● **Aim of the exercise**: Give the count of lines that include the string "value". Add nothing to it.

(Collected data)
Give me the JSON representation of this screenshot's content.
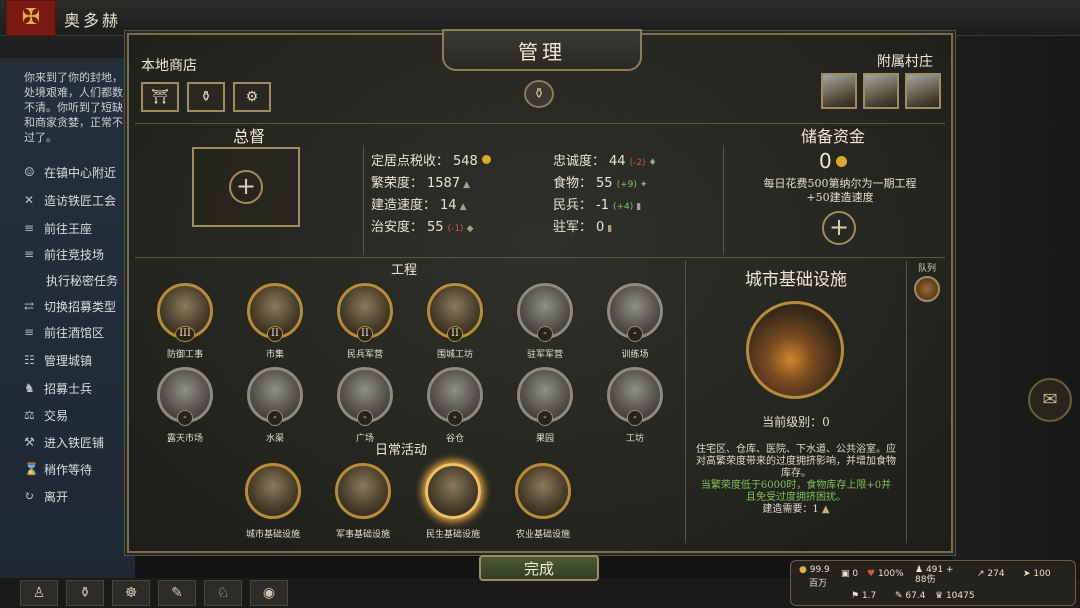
{
  "topbar": {
    "town_name": "奥多赫",
    "numbers": [
      "1587",
      "55",
      "44",
      "55",
      "-1",
      "0"
    ]
  },
  "sidebar": {
    "intro": "你来到了你的封地，处境艰难，人们都数不清。你听到了短缺和商家贪婪，正常不过了。",
    "items": [
      {
        "label": "在镇中心附近",
        "icon": "walk-icon"
      },
      {
        "label": "造访铁匠工会",
        "icon": "anvil-icon"
      },
      {
        "label": "前往王座",
        "icon": "throne-icon"
      },
      {
        "label": "前往竞技场",
        "icon": "arena-icon"
      },
      {
        "label": "执行秘密任务",
        "icon": ""
      },
      {
        "label": "切换招募类型",
        "icon": "swap-icon"
      },
      {
        "label": "前往酒馆区",
        "icon": "tavern-icon"
      },
      {
        "label": "管理城镇",
        "icon": "manage-icon"
      },
      {
        "label": "招募士兵",
        "icon": "recruit-icon"
      },
      {
        "label": "交易",
        "icon": "trade-icon"
      },
      {
        "label": "进入铁匠铺",
        "icon": "smith-icon"
      },
      {
        "label": "稍作等待",
        "icon": "hourglass-icon"
      },
      {
        "label": "离开",
        "icon": "leave-icon"
      }
    ]
  },
  "panel": {
    "title": "管理",
    "local_shop": "本地商店",
    "shop_icons": [
      "stall-icon",
      "anvil-icon",
      "bag-icon"
    ],
    "villages_label": "附属村庄",
    "governor": {
      "title": "总督"
    },
    "stats_left": [
      {
        "label": "定居点税收：",
        "value": "548",
        "delta": "",
        "delta_class": "",
        "icon": "coin"
      },
      {
        "label": "繁荣度：",
        "value": "1587",
        "delta": "",
        "delta_class": "",
        "icon": "▲"
      },
      {
        "label": "建造速度：",
        "value": "14",
        "delta": "",
        "delta_class": "",
        "icon": "▲"
      },
      {
        "label": "治安度：",
        "value": "55",
        "delta": "(-1)",
        "delta_class": "red",
        "icon": "◆"
      }
    ],
    "stats_right": [
      {
        "label": "忠诚度：",
        "value": "44",
        "delta": "(-2)",
        "delta_class": "red",
        "icon": "♦"
      },
      {
        "label": "食物：",
        "value": "55",
        "delta": "(+9)",
        "delta_class": "green",
        "icon": "✦"
      },
      {
        "label": "民兵：",
        "value": "-1",
        "delta": "(+4)",
        "delta_class": "green",
        "icon": "▮"
      },
      {
        "label": "驻军：",
        "value": "0",
        "delta": "",
        "delta_class": "",
        "icon": "▮"
      }
    ],
    "reserve": {
      "title": "储备资金",
      "amount": "0",
      "line1": "每日花费500第纳尔为一期工程",
      "line2": "+50建造速度"
    },
    "projects_title": "工程",
    "projects": [
      {
        "name": "防御工事",
        "level": "III",
        "active": true
      },
      {
        "name": "市集",
        "level": "II",
        "active": true
      },
      {
        "name": "民兵军营",
        "level": "II",
        "active": true
      },
      {
        "name": "围城工坊",
        "level": "II",
        "active": true
      },
      {
        "name": "驻军军营",
        "level": "-",
        "active": false
      },
      {
        "name": "训练场",
        "level": "-",
        "active": false
      },
      {
        "name": "露天市场",
        "level": "-",
        "active": false
      },
      {
        "name": "水渠",
        "level": "-",
        "active": false
      },
      {
        "name": "广场",
        "level": "-",
        "active": false
      },
      {
        "name": "谷仓",
        "level": "-",
        "active": false
      },
      {
        "name": "果园",
        "level": "-",
        "active": false
      },
      {
        "name": "工坊",
        "level": "-",
        "active": false
      }
    ],
    "daily_title": "日常活动",
    "daily": [
      {
        "name": "城市基础设施"
      },
      {
        "name": "军事基础设施"
      },
      {
        "name": "民生基础设施"
      },
      {
        "name": "农业基础设施"
      }
    ],
    "detail": {
      "title": "城市基础设施",
      "level": "当前级别：0",
      "desc": "住宅区、仓库、医院、下水道、公共浴室。应对高繁荣度带来的过度拥挤影响，并增加食物库存。",
      "bonus": "当繁荣度低于6000时，食物库存上限+0并且免受过度拥挤困扰。",
      "requirement": "建造需要：1"
    },
    "queue_label": "队列",
    "done_button": "完成"
  },
  "status": {
    "gold": "99.9",
    "gold_unit": "百万",
    "food": "0",
    "health": "100%",
    "troops": "491 + 88伤",
    "speed_a": "274",
    "morale": "100",
    "influence": "1.7",
    "view": "67.4",
    "renown": "10475"
  }
}
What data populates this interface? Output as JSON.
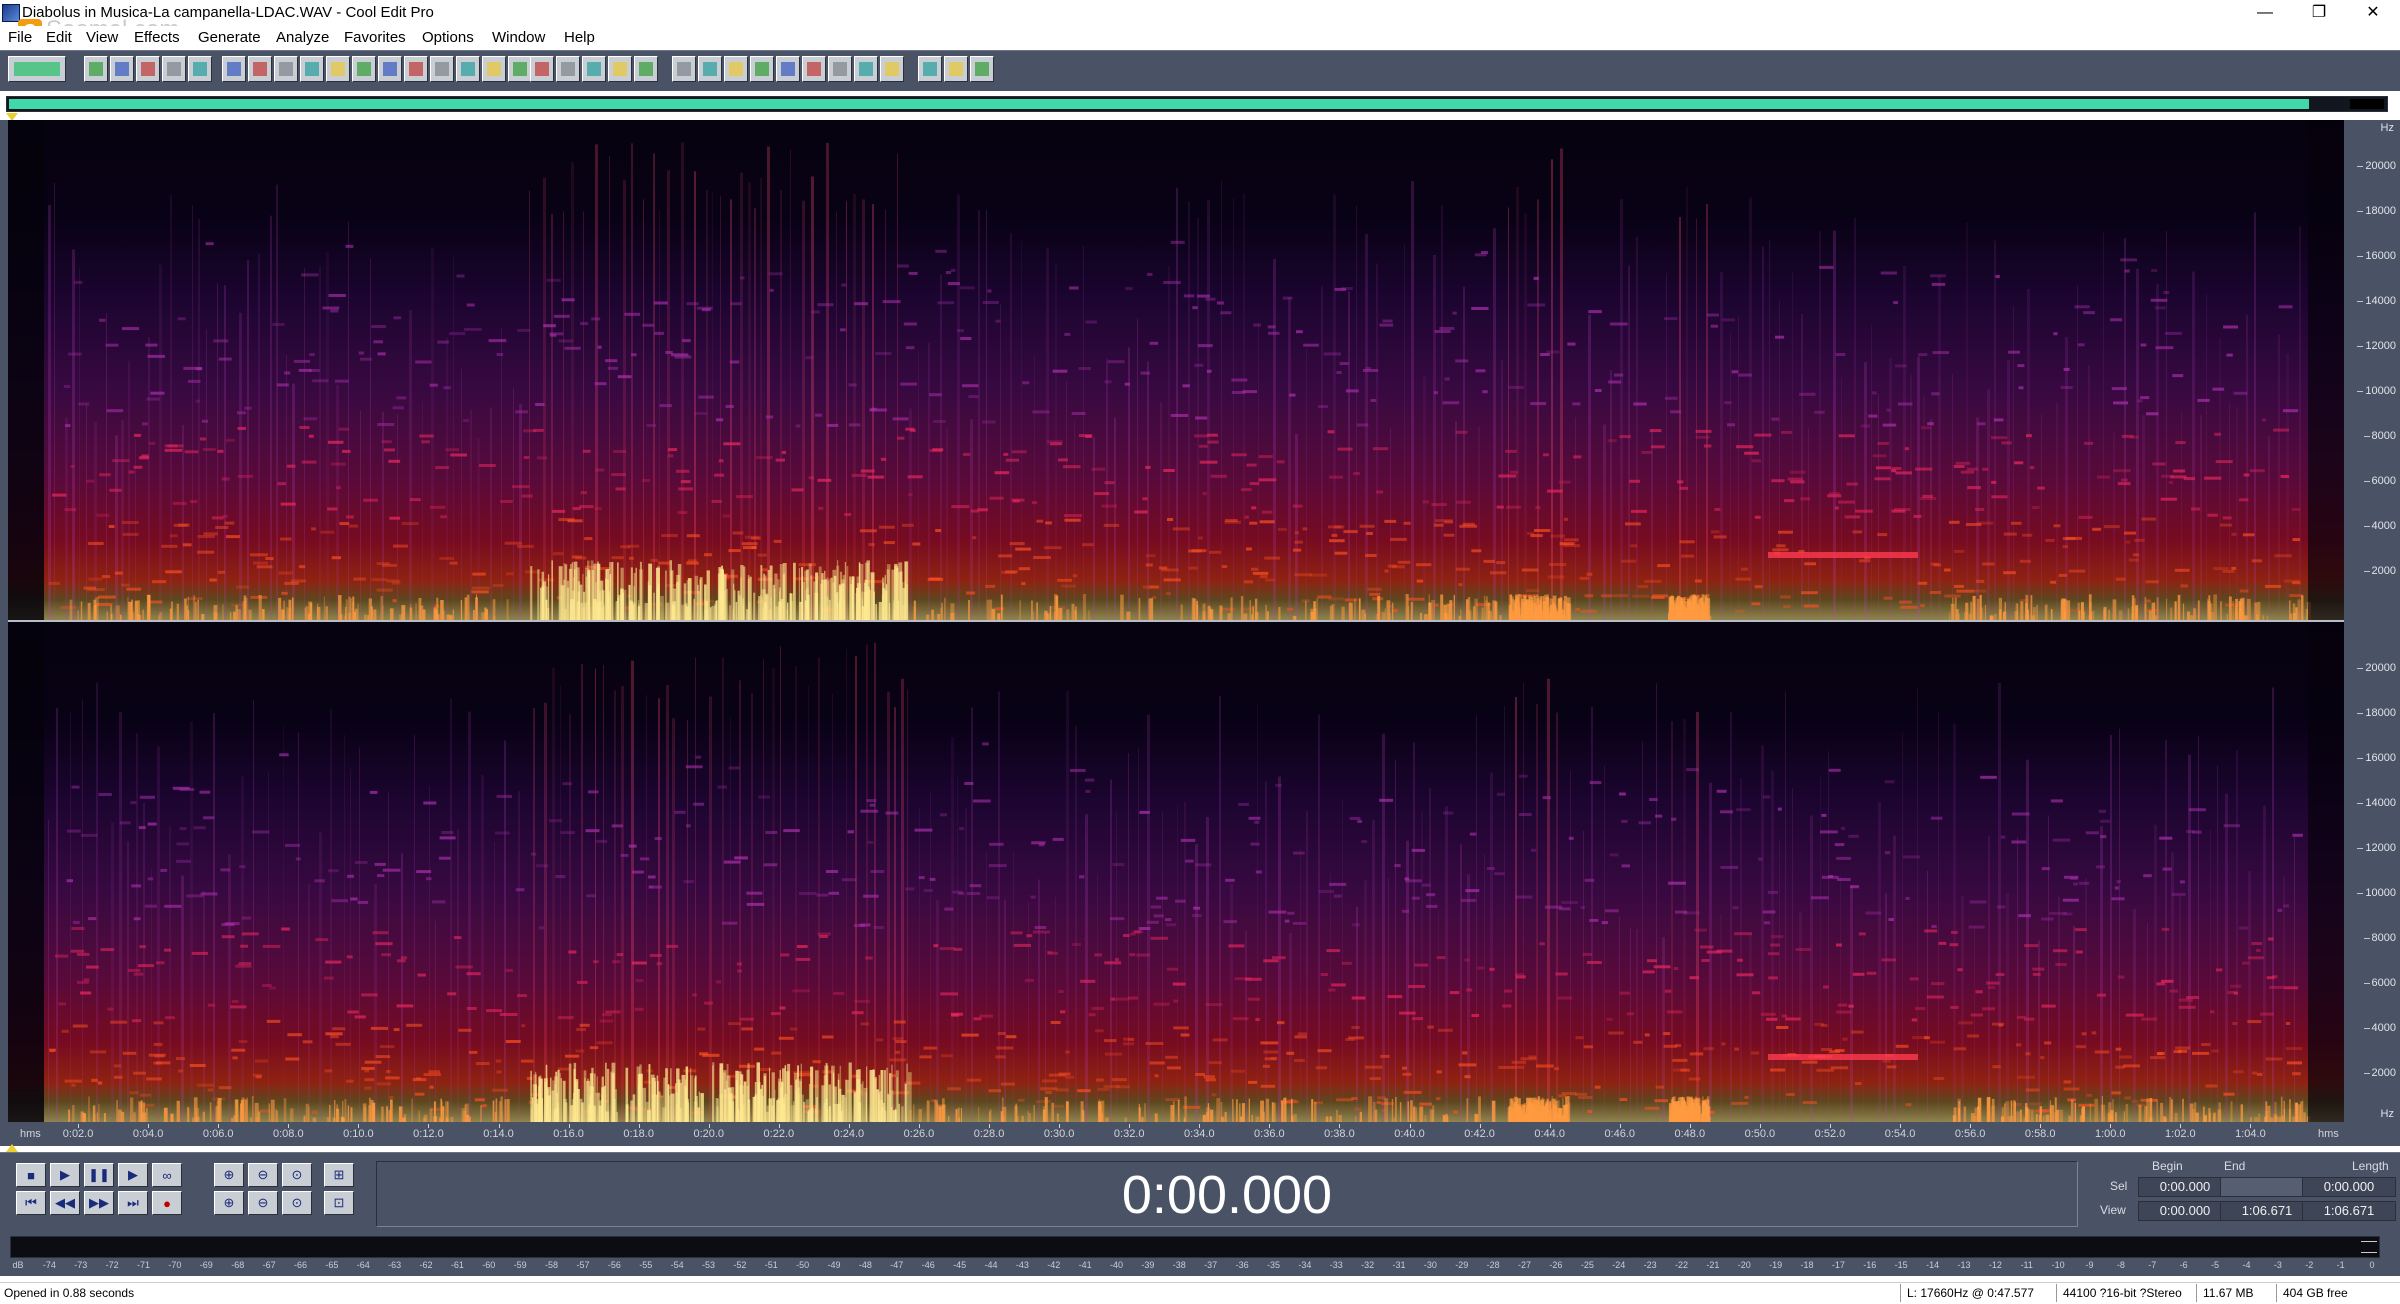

● **Full output**: 8